Personal information
- Date of birth: 7 March 1993 (age 33)
- Place of birth: Ahvaz, Iran
- Height: 1.85 m (6 ft 1 in)
- Positions: Attacking midfielder; winger;

Team information
- Current team: Zob Ahan
- Number: 18

Youth career
- 2007–2014: Foolad

Senior career*
- Years: Team / Apps / (Gls)
- 2012–2015: Foolad / 1 / (0)
- 2014–2015: → Fajr Sepasi (loan) / 2 / (0)
- 2015: → Malavan (loan) / 0 / (0)
- 2016–2017: Naft Masjed Soleyman / 29 / (0)
- 2017–2018: Malavan / 24 / (0)
- 2018–2020: Mes Kerman / 51 / (2)
- 2020–2021: Khooshe Talaee / 18 / (0)
- 2021–2022: Mes Kerman / 23 / (1)
- 2022–2026: Aluminium Arak / 92 / (1)
- 2026–: Zob Ahan / 5 / (0)

International career
- 2008–2011: Iran U17
- 2011–2012: Iran U20 / 18 / (4)

= Amin Jahan Kohan =

Iranian footballer

Amin Jahan Kohan (امین جهان‌کهن; born 7 March 1993) is an Iranian football midfielder who plays for the Iranian club Zob Ahan.

==Club career==

===Foolad===
Jahan Kohan started his career with Foolad Academy. In winter 2011, he was placed on the first team by Majid Jalali. He made his debut for Foolad on January 11, 2012 against Mes Sarcheshmeh as a substitute for Hakim Nassari. In summer 2014 he joined Fajr Sepasi to spend his conscription period. In summer 2015 he moved to Malvan to continue his conscription in Persian Gulf Pro League. In winter 2016 he rejoined Foolad and #28 assigned for him.

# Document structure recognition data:
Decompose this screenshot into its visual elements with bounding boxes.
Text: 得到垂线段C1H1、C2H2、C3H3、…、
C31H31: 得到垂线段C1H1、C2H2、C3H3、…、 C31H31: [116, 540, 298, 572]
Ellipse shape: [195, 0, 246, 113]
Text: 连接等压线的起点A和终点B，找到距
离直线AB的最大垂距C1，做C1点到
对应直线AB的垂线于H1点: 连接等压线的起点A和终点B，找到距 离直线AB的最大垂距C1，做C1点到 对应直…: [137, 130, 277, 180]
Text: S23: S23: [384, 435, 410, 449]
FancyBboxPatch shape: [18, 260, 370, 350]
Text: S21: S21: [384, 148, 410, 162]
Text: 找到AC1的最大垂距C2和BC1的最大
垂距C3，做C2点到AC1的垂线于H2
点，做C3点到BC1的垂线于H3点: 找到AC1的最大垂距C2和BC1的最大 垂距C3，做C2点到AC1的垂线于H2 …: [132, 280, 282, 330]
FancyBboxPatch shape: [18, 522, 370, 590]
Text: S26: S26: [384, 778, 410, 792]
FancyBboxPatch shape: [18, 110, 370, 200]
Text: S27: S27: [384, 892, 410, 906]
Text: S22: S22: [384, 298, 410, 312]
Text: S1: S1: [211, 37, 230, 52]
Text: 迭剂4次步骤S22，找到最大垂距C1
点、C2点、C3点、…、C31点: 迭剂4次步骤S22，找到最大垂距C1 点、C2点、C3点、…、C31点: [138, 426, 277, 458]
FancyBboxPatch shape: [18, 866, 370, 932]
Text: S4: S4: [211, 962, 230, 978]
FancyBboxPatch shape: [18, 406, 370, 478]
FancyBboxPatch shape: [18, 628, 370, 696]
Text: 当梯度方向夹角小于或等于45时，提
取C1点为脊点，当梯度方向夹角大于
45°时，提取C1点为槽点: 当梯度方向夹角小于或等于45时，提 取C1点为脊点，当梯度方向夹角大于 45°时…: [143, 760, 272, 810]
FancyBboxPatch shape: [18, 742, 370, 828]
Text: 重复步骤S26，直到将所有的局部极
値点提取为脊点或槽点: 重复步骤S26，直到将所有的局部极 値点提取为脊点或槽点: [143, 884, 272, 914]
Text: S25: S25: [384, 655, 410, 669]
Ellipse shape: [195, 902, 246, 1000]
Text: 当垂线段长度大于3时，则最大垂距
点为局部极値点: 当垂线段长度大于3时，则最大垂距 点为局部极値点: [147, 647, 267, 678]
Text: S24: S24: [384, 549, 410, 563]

# EXERCISE GOAL:
Continue the article on Amin Jahan Kohan from the point where it stops. The items are separate material, unrelated to the article on Amin Jahan Kohan.

# TASK ANSWER:
==Club career statistics==

| Club | Division | Season | League |  | Hazfi Cup |  | Asia |  | Total |  |
| Apps | Goals | Apps | Goals | Apps | Goals | Apps | Goals |
| Foolad | Pro League | 2011–12 | 4 | 0 | 0 | 0 | – | – | 4 | 0 |
| 2012–13 | 0 | 0 | 0 | 0 | – | – | 0 | 0 |
| 2013–14 | 0 | 0 | 0 | 0 | 0 | 0 | 0 | 0 |
| Fajr Sepasi | Division 1 | 2014–15 | 2 | 0 | 0 | 0 | – | – | 2 | 0 |
| Malavan | Pro League | 2015–16 | 0 | 0 | 0 | 0 | – | – | 0 | 0 |
| Foolad | 1 | 0 | 0 | 0 | – | – | 1 | 0 |
| Career Totals |  |  | 7 | 0 | 0 | 0 | 0 | 0 | 7 | 0 |

==International career==

===Youth===
He played two marches at the 2010 AFC U-16 Championship. He was also part of the U-20 team during the 2012 AFC U-19 Championship.